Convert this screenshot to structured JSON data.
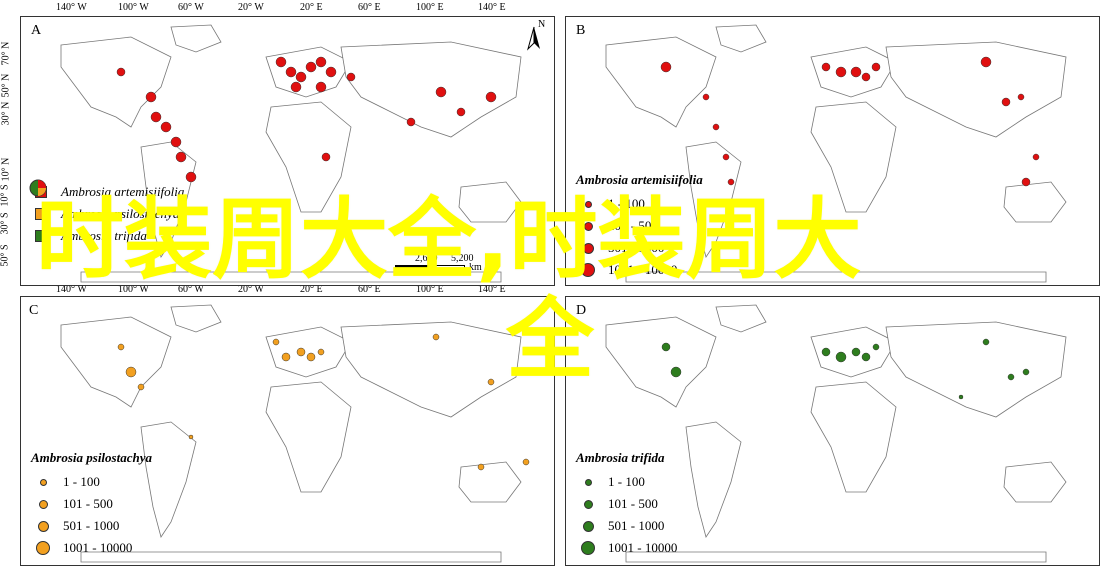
{
  "top_longitudes": [
    "140° W",
    "100° W",
    "60° W",
    "20° W",
    "20° E",
    "60° E",
    "100° E",
    "140° E"
  ],
  "bottom_longitudes": [
    "140° W",
    "100° W",
    "60° W",
    "20° W",
    "20° E",
    "60° E",
    "100° E",
    "140° E"
  ],
  "left_latitudes": [
    "70° N",
    "50° N",
    "30° N",
    "10° N",
    "10° S",
    "30° S",
    "50° S"
  ],
  "panels": {
    "A": {
      "label": "A",
      "legend_items": [
        "Ambrosia artemisiifolia",
        "Ambrosia psilostachya",
        "Ambrosia trifida"
      ]
    },
    "B": {
      "label": "B",
      "legend_title": "Ambrosia artemisiifolia",
      "classes": [
        "1 - 100",
        "101 - 500",
        "501 - 1000",
        "1001 - 10000"
      ],
      "color": "#e01010"
    },
    "C": {
      "label": "C",
      "legend_title": "Ambrosia psilostachya",
      "classes": [
        "1 - 100",
        "101 - 500",
        "501 - 1000",
        "1001 - 10000"
      ],
      "color": "#f2a020"
    },
    "D": {
      "label": "D",
      "legend_title": "Ambrosia trifida",
      "classes": [
        "1 - 100",
        "101 - 500",
        "501 - 1000",
        "1001 - 10000"
      ],
      "color": "#2e7d1e"
    }
  },
  "scale": {
    "labels": [
      "2,600",
      "5,200"
    ],
    "unit": "km"
  },
  "north_label": "N",
  "overlay_text": {
    "line1": "时装周大全,时装周大",
    "line2": "全"
  },
  "colors": {
    "overlay": "#ffff00",
    "border": "#333333",
    "land": "#ffffff"
  }
}
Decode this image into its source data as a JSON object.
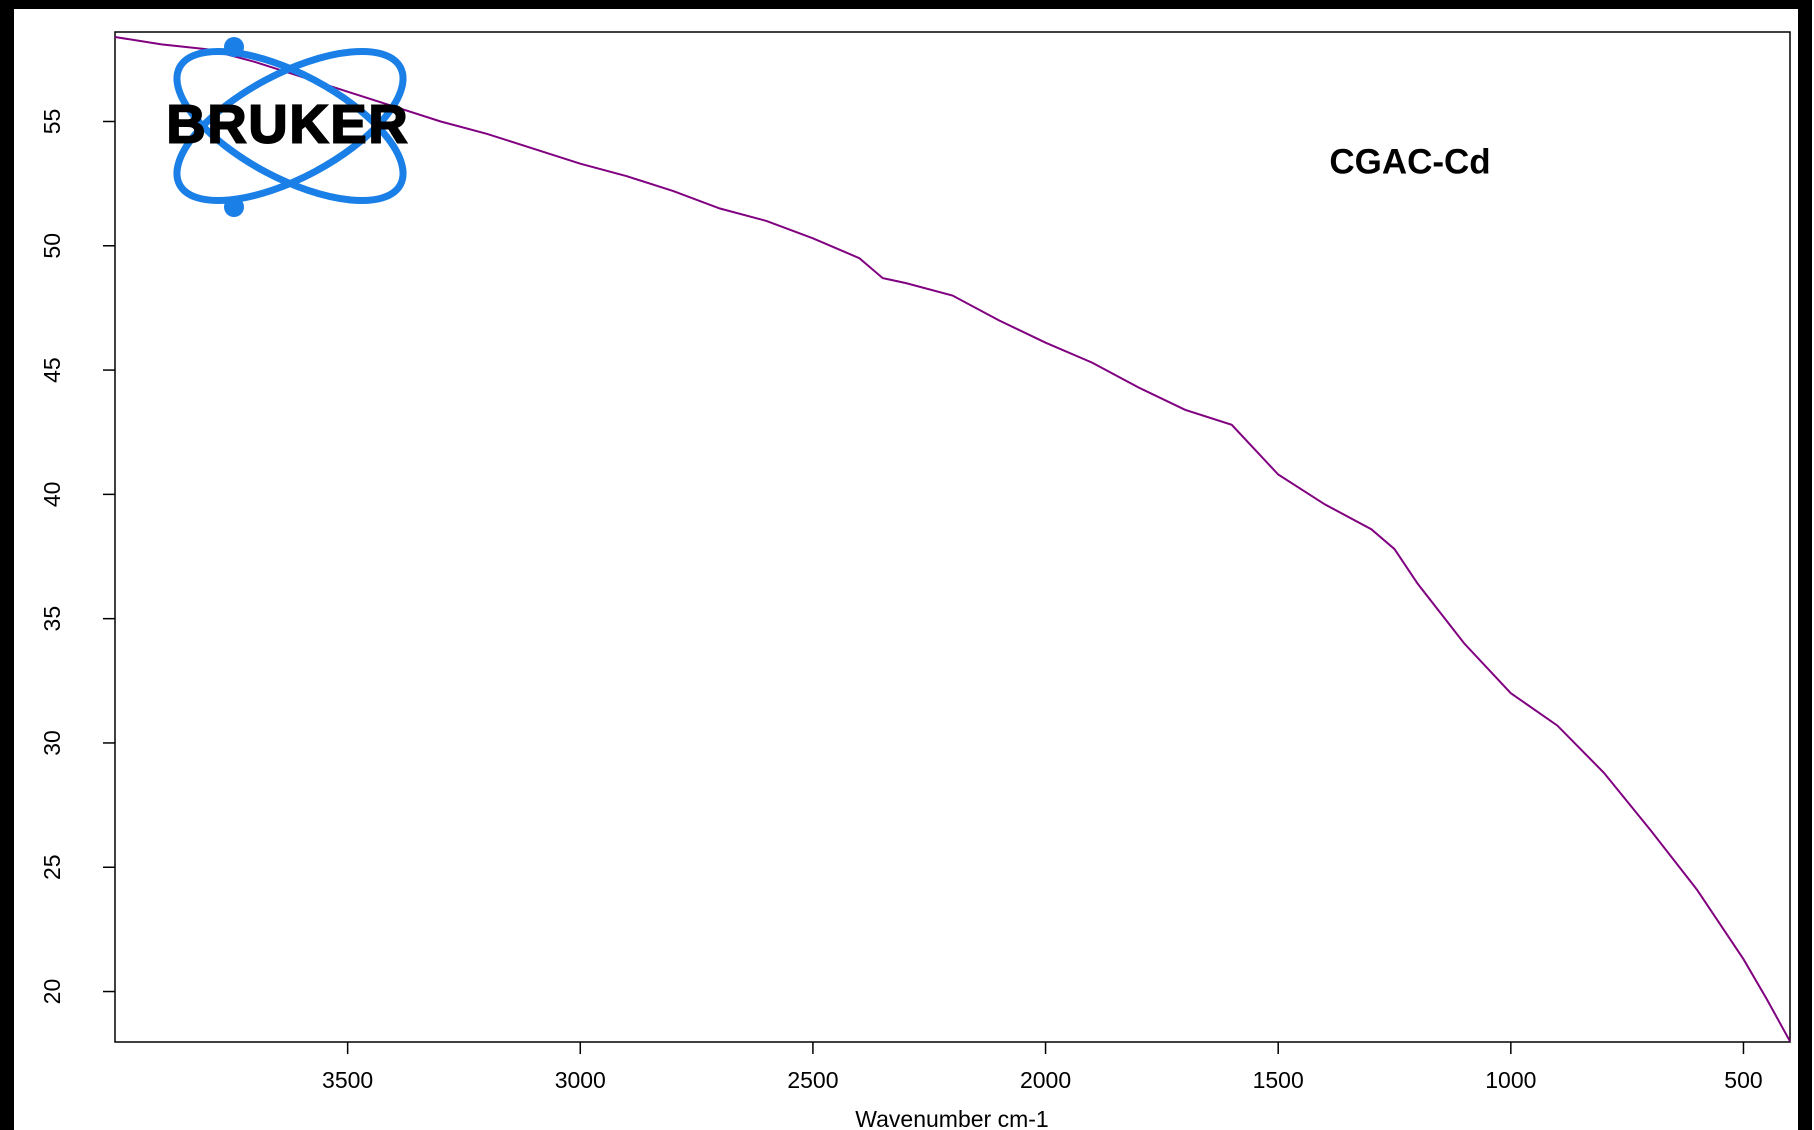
{
  "chart_data": {
    "type": "line",
    "logo": "BRUKER",
    "annotation": "CGAC-Cd",
    "x_label": "Wavenumber cm-1",
    "color": "#800080",
    "x": [
      4000,
      3900,
      3800,
      3700,
      3600,
      3500,
      3400,
      3300,
      3200,
      3100,
      3000,
      2900,
      2800,
      2700,
      2600,
      2500,
      2400,
      2350,
      2300,
      2200,
      2100,
      2000,
      1900,
      1800,
      1700,
      1600,
      1550,
      1500,
      1400,
      1300,
      1250,
      1200,
      1100,
      1000,
      900,
      800,
      700,
      600,
      500,
      450,
      400
    ],
    "values": [
      58.4,
      58.1,
      57.9,
      57.4,
      56.8,
      56.2,
      55.6,
      55.0,
      54.5,
      53.9,
      53.3,
      52.8,
      52.2,
      51.5,
      51.0,
      50.3,
      49.5,
      48.7,
      48.5,
      48.0,
      47.0,
      46.1,
      45.3,
      44.3,
      43.4,
      42.8,
      41.8,
      40.8,
      39.6,
      38.6,
      37.8,
      36.4,
      34.0,
      32.0,
      30.7,
      28.8,
      26.5,
      24.1,
      21.3,
      19.7,
      18.0
    ],
    "xlim": [
      4000,
      400
    ],
    "ylim": [
      17.97,
      58.6
    ],
    "xticks": [
      3500,
      3000,
      2500,
      2000,
      1500,
      1000,
      500
    ],
    "yticks": [
      20,
      25,
      30,
      35,
      40,
      45,
      50,
      55
    ]
  }
}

####

• **Exercise requirements**: Reproduce the material in its entirety and word for word, without the pictures.

• **Solution**:
Convert this screenshot to structured JSON data.
{
  "top_longitudes": [
    "140° W",
    "100° W",
    "60° W",
    "20° W",
    "20° E",
    "60° E",
    "100° E",
    "140° E"
  ],
  "bottom_longitudes": [
    "140° W",
    "100° W",
    "60° W",
    "20° W",
    "20° E",
    "60° E",
    "100° E",
    "140° E"
  ],
  "left_latitudes": [
    "70° N",
    "50° N",
    "30° N",
    "10° N",
    "10° S",
    "30° S",
    "50° S"
  ],
  "panels": {
    "A": {
      "label": "A",
      "legend_items": [
        "Ambrosia artemisiifolia",
        "Ambrosia psilostachya",
        "Ambrosia trifida"
      ]
    },
    "B": {
      "label": "B",
      "legend_title": "Ambrosia artemisiifolia",
      "classes": [
        "1 - 100",
        "101 - 500",
        "501 - 1000",
        "1001 - 10000"
      ],
      "color": "#e01010"
    },
    "C": {
      "label": "C",
      "legend_title": "Ambrosia psilostachya",
      "classes": [
        "1 - 100",
        "101 - 500",
        "501 - 1000",
        "1001 - 10000"
      ],
      "color": "#f2a020"
    },
    "D": {
      "label": "D",
      "legend_title": "Ambrosia trifida",
      "classes": [
        "1 - 100",
        "101 - 500",
        "501 - 1000",
        "1001 - 10000"
      ],
      "color": "#2e7d1e"
    }
  },
  "scale": {
    "labels": [
      "2,600",
      "5,200"
    ],
    "unit": "km"
  },
  "north_label": "N",
  "overlay_text": {
    "line1": "时装周大全,时装周大",
    "line2": "全"
  },
  "colors": {
    "overlay": "#ffff00",
    "border": "#333333",
    "land": "#ffffff"
  }
}
Decode this image into its source data as a JSON object.
{
  "chart_data": {
    "type": "line",
    "logo": "BRUKER",
    "annotation": "CGAC-Cd",
    "x_label": "Wavenumber cm-1",
    "color": "#800080",
    "x": [
      4000,
      3900,
      3800,
      3700,
      3600,
      3500,
      3400,
      3300,
      3200,
      3100,
      3000,
      2900,
      2800,
      2700,
      2600,
      2500,
      2400,
      2350,
      2300,
      2200,
      2100,
      2000,
      1900,
      1800,
      1700,
      1600,
      1550,
      1500,
      1400,
      1300,
      1250,
      1200,
      1100,
      1000,
      900,
      800,
      700,
      600,
      500,
      450,
      400
    ],
    "values": [
      58.4,
      58.1,
      57.9,
      57.4,
      56.8,
      56.2,
      55.6,
      55.0,
      54.5,
      53.9,
      53.3,
      52.8,
      52.2,
      51.5,
      51.0,
      50.3,
      49.5,
      48.7,
      48.5,
      48.0,
      47.0,
      46.1,
      45.3,
      44.3,
      43.4,
      42.8,
      41.8,
      40.8,
      39.6,
      38.6,
      37.8,
      36.4,
      34.0,
      32.0,
      30.7,
      28.8,
      26.5,
      24.1,
      21.3,
      19.7,
      18.0
    ],
    "xlim": [
      4000,
      400
    ],
    "ylim": [
      17.97,
      58.6
    ],
    "xticks": [
      3500,
      3000,
      2500,
      2000,
      1500,
      1000,
      500
    ],
    "yticks": [
      20,
      25,
      30,
      35,
      40,
      45,
      50,
      55
    ]
  }
}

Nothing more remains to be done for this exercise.